* Data for the task *

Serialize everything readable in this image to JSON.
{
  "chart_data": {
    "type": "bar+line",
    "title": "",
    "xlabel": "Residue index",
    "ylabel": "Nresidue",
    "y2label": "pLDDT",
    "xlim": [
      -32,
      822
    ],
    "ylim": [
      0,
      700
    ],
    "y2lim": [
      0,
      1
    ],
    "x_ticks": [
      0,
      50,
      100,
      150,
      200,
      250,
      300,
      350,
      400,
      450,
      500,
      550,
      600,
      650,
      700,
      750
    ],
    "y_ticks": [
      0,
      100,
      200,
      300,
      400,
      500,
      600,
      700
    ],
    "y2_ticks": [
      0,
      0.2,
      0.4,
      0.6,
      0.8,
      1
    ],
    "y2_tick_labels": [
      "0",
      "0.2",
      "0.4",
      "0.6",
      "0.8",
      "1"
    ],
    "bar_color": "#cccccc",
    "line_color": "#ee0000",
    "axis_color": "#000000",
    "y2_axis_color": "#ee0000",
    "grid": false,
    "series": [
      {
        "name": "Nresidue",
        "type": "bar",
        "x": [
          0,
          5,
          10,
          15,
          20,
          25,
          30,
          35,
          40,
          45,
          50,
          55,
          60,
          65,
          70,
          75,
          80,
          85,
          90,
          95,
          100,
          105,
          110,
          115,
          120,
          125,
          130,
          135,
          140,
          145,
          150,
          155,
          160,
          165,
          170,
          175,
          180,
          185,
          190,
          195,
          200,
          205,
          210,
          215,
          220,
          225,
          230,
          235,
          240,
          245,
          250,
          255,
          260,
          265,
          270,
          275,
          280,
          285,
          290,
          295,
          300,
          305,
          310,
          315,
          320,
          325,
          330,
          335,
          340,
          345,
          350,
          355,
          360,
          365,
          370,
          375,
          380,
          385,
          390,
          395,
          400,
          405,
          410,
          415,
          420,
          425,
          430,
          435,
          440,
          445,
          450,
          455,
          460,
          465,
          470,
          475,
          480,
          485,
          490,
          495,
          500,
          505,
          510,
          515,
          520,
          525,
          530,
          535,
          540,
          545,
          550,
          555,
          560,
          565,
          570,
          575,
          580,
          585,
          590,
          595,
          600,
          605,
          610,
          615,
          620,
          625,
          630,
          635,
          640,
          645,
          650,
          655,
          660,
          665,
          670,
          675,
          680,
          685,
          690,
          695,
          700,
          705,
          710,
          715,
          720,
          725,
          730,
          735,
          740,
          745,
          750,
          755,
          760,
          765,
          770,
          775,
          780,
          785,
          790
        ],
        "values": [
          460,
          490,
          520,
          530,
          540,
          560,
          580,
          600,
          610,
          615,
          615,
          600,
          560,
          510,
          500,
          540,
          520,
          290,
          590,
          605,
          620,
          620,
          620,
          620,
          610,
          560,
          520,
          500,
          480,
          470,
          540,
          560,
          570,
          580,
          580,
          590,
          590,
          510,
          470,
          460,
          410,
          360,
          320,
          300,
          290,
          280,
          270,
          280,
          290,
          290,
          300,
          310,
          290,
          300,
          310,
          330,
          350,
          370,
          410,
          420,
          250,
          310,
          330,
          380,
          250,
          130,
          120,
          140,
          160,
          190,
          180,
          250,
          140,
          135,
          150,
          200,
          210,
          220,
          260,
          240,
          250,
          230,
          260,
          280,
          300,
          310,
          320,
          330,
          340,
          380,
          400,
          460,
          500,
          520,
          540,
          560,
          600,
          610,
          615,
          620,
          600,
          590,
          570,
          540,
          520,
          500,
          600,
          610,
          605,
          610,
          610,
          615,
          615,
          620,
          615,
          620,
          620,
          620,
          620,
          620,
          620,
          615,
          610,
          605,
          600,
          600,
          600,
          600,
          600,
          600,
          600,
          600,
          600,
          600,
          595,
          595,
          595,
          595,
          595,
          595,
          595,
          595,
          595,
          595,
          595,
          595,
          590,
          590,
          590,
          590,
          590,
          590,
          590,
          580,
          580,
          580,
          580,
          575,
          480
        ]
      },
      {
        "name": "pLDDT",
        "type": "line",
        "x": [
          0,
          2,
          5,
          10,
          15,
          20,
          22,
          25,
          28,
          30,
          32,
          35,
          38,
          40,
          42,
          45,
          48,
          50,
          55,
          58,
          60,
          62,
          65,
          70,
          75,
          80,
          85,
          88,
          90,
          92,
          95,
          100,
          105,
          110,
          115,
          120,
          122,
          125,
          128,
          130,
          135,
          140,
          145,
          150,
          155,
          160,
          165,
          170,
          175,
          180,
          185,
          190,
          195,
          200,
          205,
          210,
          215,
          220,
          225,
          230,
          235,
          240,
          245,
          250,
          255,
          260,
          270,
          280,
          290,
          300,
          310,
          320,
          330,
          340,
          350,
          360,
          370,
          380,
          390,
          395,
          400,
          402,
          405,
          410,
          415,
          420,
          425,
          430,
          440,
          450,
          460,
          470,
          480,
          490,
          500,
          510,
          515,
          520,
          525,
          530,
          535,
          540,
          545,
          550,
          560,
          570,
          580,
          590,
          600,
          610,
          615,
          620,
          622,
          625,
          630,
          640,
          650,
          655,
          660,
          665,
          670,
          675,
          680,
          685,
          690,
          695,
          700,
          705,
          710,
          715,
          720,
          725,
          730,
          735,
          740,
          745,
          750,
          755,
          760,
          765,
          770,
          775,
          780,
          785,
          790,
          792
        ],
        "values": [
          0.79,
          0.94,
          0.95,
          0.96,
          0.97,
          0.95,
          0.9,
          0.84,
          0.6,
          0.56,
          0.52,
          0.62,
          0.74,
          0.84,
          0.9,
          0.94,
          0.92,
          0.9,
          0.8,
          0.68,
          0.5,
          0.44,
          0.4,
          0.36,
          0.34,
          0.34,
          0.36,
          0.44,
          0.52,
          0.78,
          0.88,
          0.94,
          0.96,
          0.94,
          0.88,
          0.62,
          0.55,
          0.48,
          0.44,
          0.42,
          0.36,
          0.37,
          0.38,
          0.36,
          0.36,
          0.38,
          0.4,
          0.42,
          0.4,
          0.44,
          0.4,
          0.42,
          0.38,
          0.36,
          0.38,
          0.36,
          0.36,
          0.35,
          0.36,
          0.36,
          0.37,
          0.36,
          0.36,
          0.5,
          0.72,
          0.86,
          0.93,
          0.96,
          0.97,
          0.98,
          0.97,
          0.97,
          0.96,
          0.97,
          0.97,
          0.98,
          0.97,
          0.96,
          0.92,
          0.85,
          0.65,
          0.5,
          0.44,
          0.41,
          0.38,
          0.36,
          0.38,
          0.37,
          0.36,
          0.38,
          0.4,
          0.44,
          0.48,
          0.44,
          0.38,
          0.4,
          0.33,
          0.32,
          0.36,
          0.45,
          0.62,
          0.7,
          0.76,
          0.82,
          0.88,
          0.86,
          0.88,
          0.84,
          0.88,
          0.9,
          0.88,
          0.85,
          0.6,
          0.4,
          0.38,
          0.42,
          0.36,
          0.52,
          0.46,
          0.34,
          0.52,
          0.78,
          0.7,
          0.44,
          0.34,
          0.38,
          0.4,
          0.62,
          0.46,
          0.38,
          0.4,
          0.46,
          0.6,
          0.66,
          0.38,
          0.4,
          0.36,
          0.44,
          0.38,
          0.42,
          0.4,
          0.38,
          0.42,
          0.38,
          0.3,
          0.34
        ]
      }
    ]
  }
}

* Written problem *
Recopy all the lines exactly as they appear.

* Output for this exercise *
Serialize everything readable in this image to JSON.
{
  "chart_data": {
    "type": "bar+line",
    "title": "",
    "xlabel": "Residue index",
    "ylabel": "Nresidue",
    "y2label": "pLDDT",
    "xlim": [
      -32,
      822
    ],
    "ylim": [
      0,
      700
    ],
    "y2lim": [
      0,
      1
    ],
    "x_ticks": [
      0,
      50,
      100,
      150,
      200,
      250,
      300,
      350,
      400,
      450,
      500,
      550,
      600,
      650,
      700,
      750
    ],
    "y_ticks": [
      0,
      100,
      200,
      300,
      400,
      500,
      600,
      700
    ],
    "y2_ticks": [
      0,
      0.2,
      0.4,
      0.6,
      0.8,
      1
    ],
    "y2_tick_labels": [
      "0",
      "0.2",
      "0.4",
      "0.6",
      "0.8",
      "1"
    ],
    "bar_color": "#cccccc",
    "line_color": "#ee0000",
    "axis_color": "#000000",
    "y2_axis_color": "#ee0000",
    "grid": false,
    "series": [
      {
        "name": "Nresidue",
        "type": "bar",
        "x": [
          0,
          5,
          10,
          15,
          20,
          25,
          30,
          35,
          40,
          45,
          50,
          55,
          60,
          65,
          70,
          75,
          80,
          85,
          90,
          95,
          100,
          105,
          110,
          115,
          120,
          125,
          130,
          135,
          140,
          145,
          150,
          155,
          160,
          165,
          170,
          175,
          180,
          185,
          190,
          195,
          200,
          205,
          210,
          215,
          220,
          225,
          230,
          235,
          240,
          245,
          250,
          255,
          260,
          265,
          270,
          275,
          280,
          285,
          290,
          295,
          300,
          305,
          310,
          315,
          320,
          325,
          330,
          335,
          340,
          345,
          350,
          355,
          360,
          365,
          370,
          375,
          380,
          385,
          390,
          395,
          400,
          405,
          410,
          415,
          420,
          425,
          430,
          435,
          440,
          445,
          450,
          455,
          460,
          465,
          470,
          475,
          480,
          485,
          490,
          495,
          500,
          505,
          510,
          515,
          520,
          525,
          530,
          535,
          540,
          545,
          550,
          555,
          560,
          565,
          570,
          575,
          580,
          585,
          590,
          595,
          600,
          605,
          610,
          615,
          620,
          625,
          630,
          635,
          640,
          645,
          650,
          655,
          660,
          665,
          670,
          675,
          680,
          685,
          690,
          695,
          700,
          705,
          710,
          715,
          720,
          725,
          730,
          735,
          740,
          745,
          750,
          755,
          760,
          765,
          770,
          775,
          780,
          785,
          790
        ],
        "values": [
          460,
          490,
          520,
          530,
          540,
          560,
          580,
          600,
          610,
          615,
          615,
          600,
          560,
          510,
          500,
          540,
          520,
          290,
          590,
          605,
          620,
          620,
          620,
          620,
          610,
          560,
          520,
          500,
          480,
          470,
          540,
          560,
          570,
          580,
          580,
          590,
          590,
          510,
          470,
          460,
          410,
          360,
          320,
          300,
          290,
          280,
          270,
          280,
          290,
          290,
          300,
          310,
          290,
          300,
          310,
          330,
          350,
          370,
          410,
          420,
          250,
          310,
          330,
          380,
          250,
          130,
          120,
          140,
          160,
          190,
          180,
          250,
          140,
          135,
          150,
          200,
          210,
          220,
          260,
          240,
          250,
          230,
          260,
          280,
          300,
          310,
          320,
          330,
          340,
          380,
          400,
          460,
          500,
          520,
          540,
          560,
          600,
          610,
          615,
          620,
          600,
          590,
          570,
          540,
          520,
          500,
          600,
          610,
          605,
          610,
          610,
          615,
          615,
          620,
          615,
          620,
          620,
          620,
          620,
          620,
          620,
          615,
          610,
          605,
          600,
          600,
          600,
          600,
          600,
          600,
          600,
          600,
          600,
          600,
          595,
          595,
          595,
          595,
          595,
          595,
          595,
          595,
          595,
          595,
          595,
          595,
          590,
          590,
          590,
          590,
          590,
          590,
          590,
          580,
          580,
          580,
          580,
          575,
          480
        ]
      },
      {
        "name": "pLDDT",
        "type": "line",
        "x": [
          0,
          2,
          5,
          10,
          15,
          20,
          22,
          25,
          28,
          30,
          32,
          35,
          38,
          40,
          42,
          45,
          48,
          50,
          55,
          58,
          60,
          62,
          65,
          70,
          75,
          80,
          85,
          88,
          90,
          92,
          95,
          100,
          105,
          110,
          115,
          120,
          122,
          125,
          128,
          130,
          135,
          140,
          145,
          150,
          155,
          160,
          165,
          170,
          175,
          180,
          185,
          190,
          195,
          200,
          205,
          210,
          215,
          220,
          225,
          230,
          235,
          240,
          245,
          250,
          255,
          260,
          270,
          280,
          290,
          300,
          310,
          320,
          330,
          340,
          350,
          360,
          370,
          380,
          390,
          395,
          400,
          402,
          405,
          410,
          415,
          420,
          425,
          430,
          440,
          450,
          460,
          470,
          480,
          490,
          500,
          510,
          515,
          520,
          525,
          530,
          535,
          540,
          545,
          550,
          560,
          570,
          580,
          590,
          600,
          610,
          615,
          620,
          622,
          625,
          630,
          640,
          650,
          655,
          660,
          665,
          670,
          675,
          680,
          685,
          690,
          695,
          700,
          705,
          710,
          715,
          720,
          725,
          730,
          735,
          740,
          745,
          750,
          755,
          760,
          765,
          770,
          775,
          780,
          785,
          790,
          792
        ],
        "values": [
          0.79,
          0.94,
          0.95,
          0.96,
          0.97,
          0.95,
          0.9,
          0.84,
          0.6,
          0.56,
          0.52,
          0.62,
          0.74,
          0.84,
          0.9,
          0.94,
          0.92,
          0.9,
          0.8,
          0.68,
          0.5,
          0.44,
          0.4,
          0.36,
          0.34,
          0.34,
          0.36,
          0.44,
          0.52,
          0.78,
          0.88,
          0.94,
          0.96,
          0.94,
          0.88,
          0.62,
          0.55,
          0.48,
          0.44,
          0.42,
          0.36,
          0.37,
          0.38,
          0.36,
          0.36,
          0.38,
          0.4,
          0.42,
          0.4,
          0.44,
          0.4,
          0.42,
          0.38,
          0.36,
          0.38,
          0.36,
          0.36,
          0.35,
          0.36,
          0.36,
          0.37,
          0.36,
          0.36,
          0.5,
          0.72,
          0.86,
          0.93,
          0.96,
          0.97,
          0.98,
          0.97,
          0.97,
          0.96,
          0.97,
          0.97,
          0.98,
          0.97,
          0.96,
          0.92,
          0.85,
          0.65,
          0.5,
          0.44,
          0.41,
          0.38,
          0.36,
          0.38,
          0.37,
          0.36,
          0.38,
          0.4,
          0.44,
          0.48,
          0.44,
          0.38,
          0.4,
          0.33,
          0.32,
          0.36,
          0.45,
          0.62,
          0.7,
          0.76,
          0.82,
          0.88,
          0.86,
          0.88,
          0.84,
          0.88,
          0.9,
          0.88,
          0.85,
          0.6,
          0.4,
          0.38,
          0.42,
          0.36,
          0.52,
          0.46,
          0.34,
          0.52,
          0.78,
          0.7,
          0.44,
          0.34,
          0.38,
          0.4,
          0.62,
          0.46,
          0.38,
          0.4,
          0.46,
          0.6,
          0.66,
          0.38,
          0.4,
          0.36,
          0.44,
          0.38,
          0.42,
          0.4,
          0.38,
          0.42,
          0.38,
          0.3,
          0.34
        ]
      }
    ]
  }
}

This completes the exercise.